__Required work__. Give every line back verbatim, dropping all images.
### Material shown
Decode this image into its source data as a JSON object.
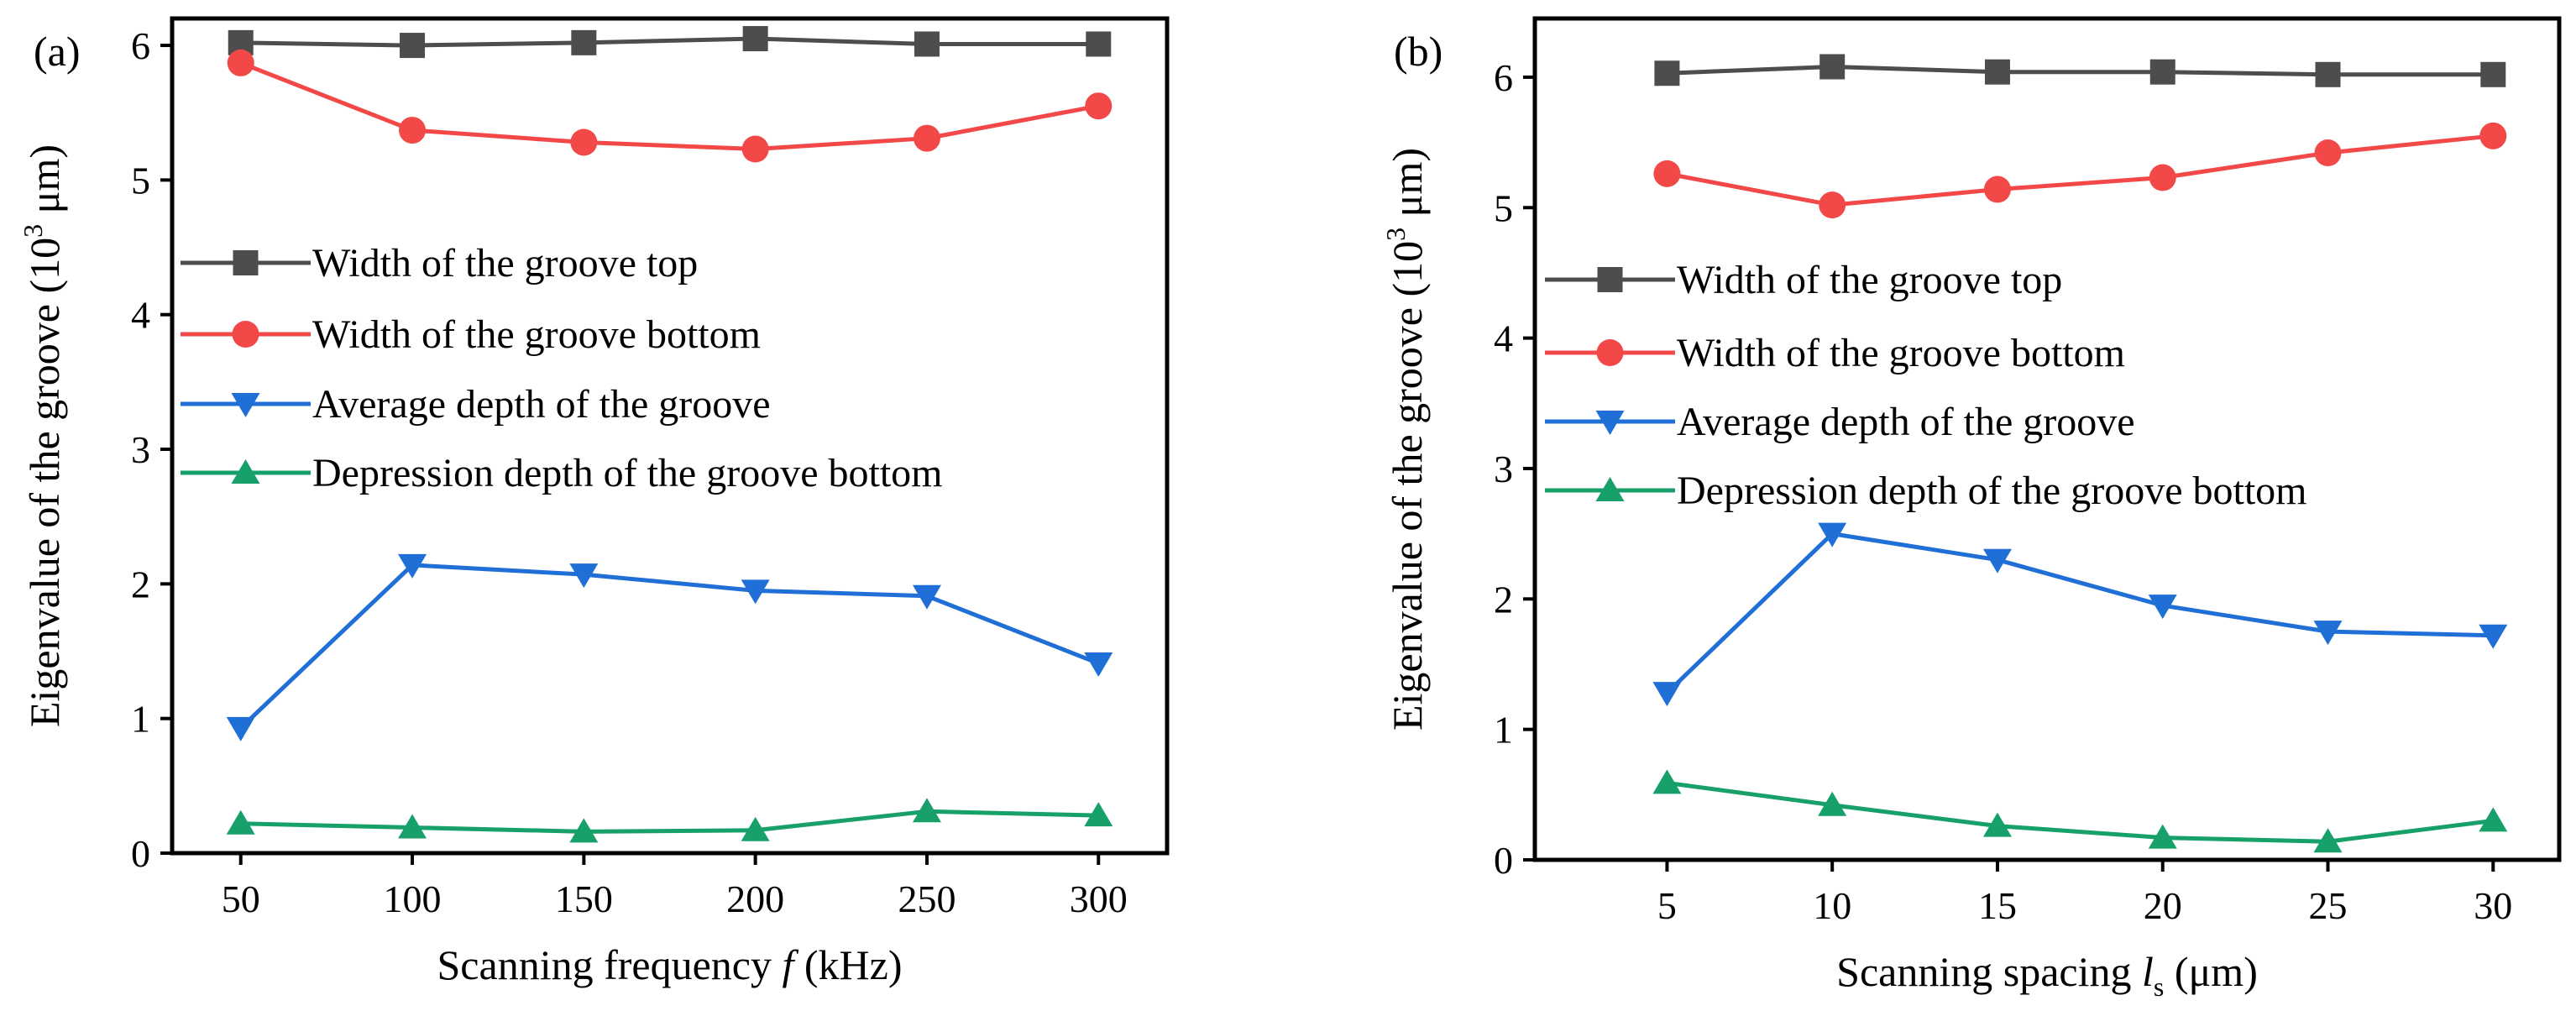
{
  "chart_data": [
    {
      "panel_label": "(a)",
      "type": "line",
      "xlabel_prefix": "Scanning frequency ",
      "xlabel_var": "f",
      "xlabel_suffix": " (kHz)",
      "ylabel_main": "Eigenvalue of the groove (10",
      "ylabel_exp": "3",
      "ylabel_end": " μm)",
      "x": [
        50,
        100,
        150,
        200,
        250,
        300
      ],
      "x_ticks": [
        "50",
        "100",
        "150",
        "200",
        "250",
        "300"
      ],
      "xlim": [
        30,
        320
      ],
      "ylim": [
        0,
        6.2
      ],
      "y_ticks": [
        "0",
        "1",
        "2",
        "3",
        "4",
        "5",
        "6"
      ],
      "series": [
        {
          "name": "Width of the groove top",
          "color": "#4d4d4d",
          "marker": "square",
          "values": [
            6.02,
            6.0,
            6.02,
            6.05,
            6.01,
            6.01
          ]
        },
        {
          "name": "Width of the groove bottom",
          "color": "#f24848",
          "marker": "circle",
          "values": [
            5.87,
            5.37,
            5.28,
            5.23,
            5.31,
            5.55
          ]
        },
        {
          "name": "Average depth of the groove",
          "color": "#1f6fd6",
          "marker": "triangle-down",
          "values": [
            0.93,
            2.14,
            2.07,
            1.95,
            1.91,
            1.41
          ]
        },
        {
          "name": "Depression depth of the groove bottom",
          "color": "#17a06a",
          "marker": "triangle-up",
          "values": [
            0.22,
            0.19,
            0.16,
            0.17,
            0.31,
            0.28
          ]
        }
      ]
    },
    {
      "panel_label": "(b)",
      "type": "line",
      "xlabel_prefix": "Scanning spacing ",
      "xlabel_var": "l",
      "xlabel_sub": "s",
      "xlabel_suffix": " (μm)",
      "ylabel_main": "Eigenvalue of the groove (10",
      "ylabel_exp": "3",
      "ylabel_end": " μm)",
      "x": [
        5,
        10,
        15,
        20,
        25,
        30
      ],
      "x_ticks": [
        "5",
        "10",
        "15",
        "20",
        "25",
        "30"
      ],
      "xlim": [
        1,
        32
      ],
      "ylim": [
        0,
        6.45
      ],
      "y_ticks": [
        "0",
        "1",
        "2",
        "3",
        "4",
        "5",
        "6"
      ],
      "series": [
        {
          "name": "Width of the groove top",
          "color": "#4d4d4d",
          "marker": "square",
          "values": [
            6.03,
            6.08,
            6.04,
            6.04,
            6.02,
            6.02
          ]
        },
        {
          "name": "Width of the groove bottom",
          "color": "#f24848",
          "marker": "circle",
          "values": [
            5.26,
            5.02,
            5.14,
            5.23,
            5.42,
            5.55
          ]
        },
        {
          "name": "Average depth of the groove",
          "color": "#1f6fd6",
          "marker": "triangle-down",
          "values": [
            1.28,
            2.5,
            2.3,
            1.95,
            1.75,
            1.72
          ]
        },
        {
          "name": "Depression depth of the groove bottom",
          "color": "#17a06a",
          "marker": "triangle-up",
          "values": [
            0.59,
            0.42,
            0.26,
            0.17,
            0.14,
            0.3
          ]
        }
      ]
    }
  ]
}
######
__Result of the task__.
Decode this image into its source data as a JSON object.
{
  "chart_data": [
    {
      "panel_label": "(a)",
      "type": "line",
      "xlabel_prefix": "Scanning frequency ",
      "xlabel_var": "f",
      "xlabel_suffix": " (kHz)",
      "ylabel_main": "Eigenvalue of the groove (10",
      "ylabel_exp": "3",
      "ylabel_end": " μm)",
      "x": [
        50,
        100,
        150,
        200,
        250,
        300
      ],
      "x_ticks": [
        "50",
        "100",
        "150",
        "200",
        "250",
        "300"
      ],
      "xlim": [
        30,
        320
      ],
      "ylim": [
        0,
        6.2
      ],
      "y_ticks": [
        "0",
        "1",
        "2",
        "3",
        "4",
        "5",
        "6"
      ],
      "series": [
        {
          "name": "Width of the groove top",
          "color": "#4d4d4d",
          "marker": "square",
          "values": [
            6.02,
            6.0,
            6.02,
            6.05,
            6.01,
            6.01
          ]
        },
        {
          "name": "Width of the groove bottom",
          "color": "#f24848",
          "marker": "circle",
          "values": [
            5.87,
            5.37,
            5.28,
            5.23,
            5.31,
            5.55
          ]
        },
        {
          "name": "Average depth of the groove",
          "color": "#1f6fd6",
          "marker": "triangle-down",
          "values": [
            0.93,
            2.14,
            2.07,
            1.95,
            1.91,
            1.41
          ]
        },
        {
          "name": "Depression depth of the groove bottom",
          "color": "#17a06a",
          "marker": "triangle-up",
          "values": [
            0.22,
            0.19,
            0.16,
            0.17,
            0.31,
            0.28
          ]
        }
      ]
    },
    {
      "panel_label": "(b)",
      "type": "line",
      "xlabel_prefix": "Scanning spacing ",
      "xlabel_var": "l",
      "xlabel_sub": "s",
      "xlabel_suffix": " (μm)",
      "ylabel_main": "Eigenvalue of the groove (10",
      "ylabel_exp": "3",
      "ylabel_end": " μm)",
      "x": [
        5,
        10,
        15,
        20,
        25,
        30
      ],
      "x_ticks": [
        "5",
        "10",
        "15",
        "20",
        "25",
        "30"
      ],
      "xlim": [
        1,
        32
      ],
      "ylim": [
        0,
        6.45
      ],
      "y_ticks": [
        "0",
        "1",
        "2",
        "3",
        "4",
        "5",
        "6"
      ],
      "series": [
        {
          "name": "Width of the groove top",
          "color": "#4d4d4d",
          "marker": "square",
          "values": [
            6.03,
            6.08,
            6.04,
            6.04,
            6.02,
            6.02
          ]
        },
        {
          "name": "Width of the groove bottom",
          "color": "#f24848",
          "marker": "circle",
          "values": [
            5.26,
            5.02,
            5.14,
            5.23,
            5.42,
            5.55
          ]
        },
        {
          "name": "Average depth of the groove",
          "color": "#1f6fd6",
          "marker": "triangle-down",
          "values": [
            1.28,
            2.5,
            2.3,
            1.95,
            1.75,
            1.72
          ]
        },
        {
          "name": "Depression depth of the groove bottom",
          "color": "#17a06a",
          "marker": "triangle-up",
          "values": [
            0.59,
            0.42,
            0.26,
            0.17,
            0.14,
            0.3
          ]
        }
      ]
    }
  ]
}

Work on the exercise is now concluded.